• AIM
Transcribe all the records with complete accuracy.

──────── DATA ROWS

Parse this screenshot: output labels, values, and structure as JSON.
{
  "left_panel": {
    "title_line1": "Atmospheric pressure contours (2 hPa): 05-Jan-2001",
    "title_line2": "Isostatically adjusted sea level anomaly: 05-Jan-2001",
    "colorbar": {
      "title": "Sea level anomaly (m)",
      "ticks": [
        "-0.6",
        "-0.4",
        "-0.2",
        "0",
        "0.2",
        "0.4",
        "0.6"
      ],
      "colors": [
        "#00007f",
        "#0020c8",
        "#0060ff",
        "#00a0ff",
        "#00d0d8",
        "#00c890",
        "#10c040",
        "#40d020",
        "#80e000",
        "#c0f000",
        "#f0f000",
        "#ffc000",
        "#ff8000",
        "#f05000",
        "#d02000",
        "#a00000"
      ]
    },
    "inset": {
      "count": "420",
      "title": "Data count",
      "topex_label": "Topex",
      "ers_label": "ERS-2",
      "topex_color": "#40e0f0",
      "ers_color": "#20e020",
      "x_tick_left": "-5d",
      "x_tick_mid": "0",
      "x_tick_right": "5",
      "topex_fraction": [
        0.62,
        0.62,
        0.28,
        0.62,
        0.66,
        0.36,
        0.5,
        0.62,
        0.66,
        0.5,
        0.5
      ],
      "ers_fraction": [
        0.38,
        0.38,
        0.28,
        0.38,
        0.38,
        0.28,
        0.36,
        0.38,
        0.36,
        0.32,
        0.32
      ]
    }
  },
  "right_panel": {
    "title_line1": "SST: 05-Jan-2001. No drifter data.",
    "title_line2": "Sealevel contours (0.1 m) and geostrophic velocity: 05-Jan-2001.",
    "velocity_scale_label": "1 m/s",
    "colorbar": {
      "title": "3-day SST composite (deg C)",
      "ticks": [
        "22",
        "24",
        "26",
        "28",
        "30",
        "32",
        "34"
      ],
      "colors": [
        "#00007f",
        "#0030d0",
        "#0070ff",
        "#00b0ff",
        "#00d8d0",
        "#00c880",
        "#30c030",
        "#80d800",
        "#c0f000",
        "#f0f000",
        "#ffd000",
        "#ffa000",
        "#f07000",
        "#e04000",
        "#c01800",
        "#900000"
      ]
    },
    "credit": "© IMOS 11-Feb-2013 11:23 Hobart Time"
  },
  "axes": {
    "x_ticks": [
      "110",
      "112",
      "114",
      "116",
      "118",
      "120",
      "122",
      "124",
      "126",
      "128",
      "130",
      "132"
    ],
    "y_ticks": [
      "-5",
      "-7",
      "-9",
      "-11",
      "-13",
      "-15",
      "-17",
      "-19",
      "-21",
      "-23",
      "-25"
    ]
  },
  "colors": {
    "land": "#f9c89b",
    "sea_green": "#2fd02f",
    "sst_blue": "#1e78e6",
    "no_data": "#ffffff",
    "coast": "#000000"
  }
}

────────────────

• CORRECT RESPONSE
Parse this screenshot: output labels, values, and structure as JSON.
{
  "left_panel": {
    "title_line1": "Atmospheric pressure contours (2 hPa): 05-Jan-2001",
    "title_line2": "Isostatically adjusted sea level anomaly: 05-Jan-2001",
    "colorbar": {
      "title": "Sea level anomaly (m)",
      "ticks": [
        "-0.6",
        "-0.4",
        "-0.2",
        "0",
        "0.2",
        "0.4",
        "0.6"
      ],
      "colors": [
        "#00007f",
        "#0020c8",
        "#0060ff",
        "#00a0ff",
        "#00d0d8",
        "#00c890",
        "#10c040",
        "#40d020",
        "#80e000",
        "#c0f000",
        "#f0f000",
        "#ffc000",
        "#ff8000",
        "#f05000",
        "#d02000",
        "#a00000"
      ]
    },
    "inset": {
      "count": "420",
      "title": "Data count",
      "topex_label": "Topex",
      "ers_label": "ERS-2",
      "topex_color": "#40e0f0",
      "ers_color": "#20e020",
      "x_tick_left": "-5d",
      "x_tick_mid": "0",
      "x_tick_right": "5",
      "topex_fraction": [
        0.62,
        0.62,
        0.28,
        0.62,
        0.66,
        0.36,
        0.5,
        0.62,
        0.66,
        0.5,
        0.5
      ],
      "ers_fraction": [
        0.38,
        0.38,
        0.28,
        0.38,
        0.38,
        0.28,
        0.36,
        0.38,
        0.36,
        0.32,
        0.32
      ]
    }
  },
  "right_panel": {
    "title_line1": "SST: 05-Jan-2001. No drifter data.",
    "title_line2": "Sealevel contours (0.1 m) and geostrophic velocity: 05-Jan-2001.",
    "velocity_scale_label": "1 m/s",
    "colorbar": {
      "title": "3-day SST composite (deg C)",
      "ticks": [
        "22",
        "24",
        "26",
        "28",
        "30",
        "32",
        "34"
      ],
      "colors": [
        "#00007f",
        "#0030d0",
        "#0070ff",
        "#00b0ff",
        "#00d8d0",
        "#00c880",
        "#30c030",
        "#80d800",
        "#c0f000",
        "#f0f000",
        "#ffd000",
        "#ffa000",
        "#f07000",
        "#e04000",
        "#c01800",
        "#900000"
      ]
    },
    "credit": "© IMOS 11-Feb-2013 11:23 Hobart Time"
  },
  "axes": {
    "x_ticks": [
      "110",
      "112",
      "114",
      "116",
      "118",
      "120",
      "122",
      "124",
      "126",
      "128",
      "130",
      "132"
    ],
    "y_ticks": [
      "-5",
      "-7",
      "-9",
      "-11",
      "-13",
      "-15",
      "-17",
      "-19",
      "-21",
      "-23",
      "-25"
    ]
  },
  "colors": {
    "land": "#f9c89b",
    "sea_green": "#2fd02f",
    "sst_blue": "#1e78e6",
    "no_data": "#ffffff",
    "coast": "#000000"
  }
}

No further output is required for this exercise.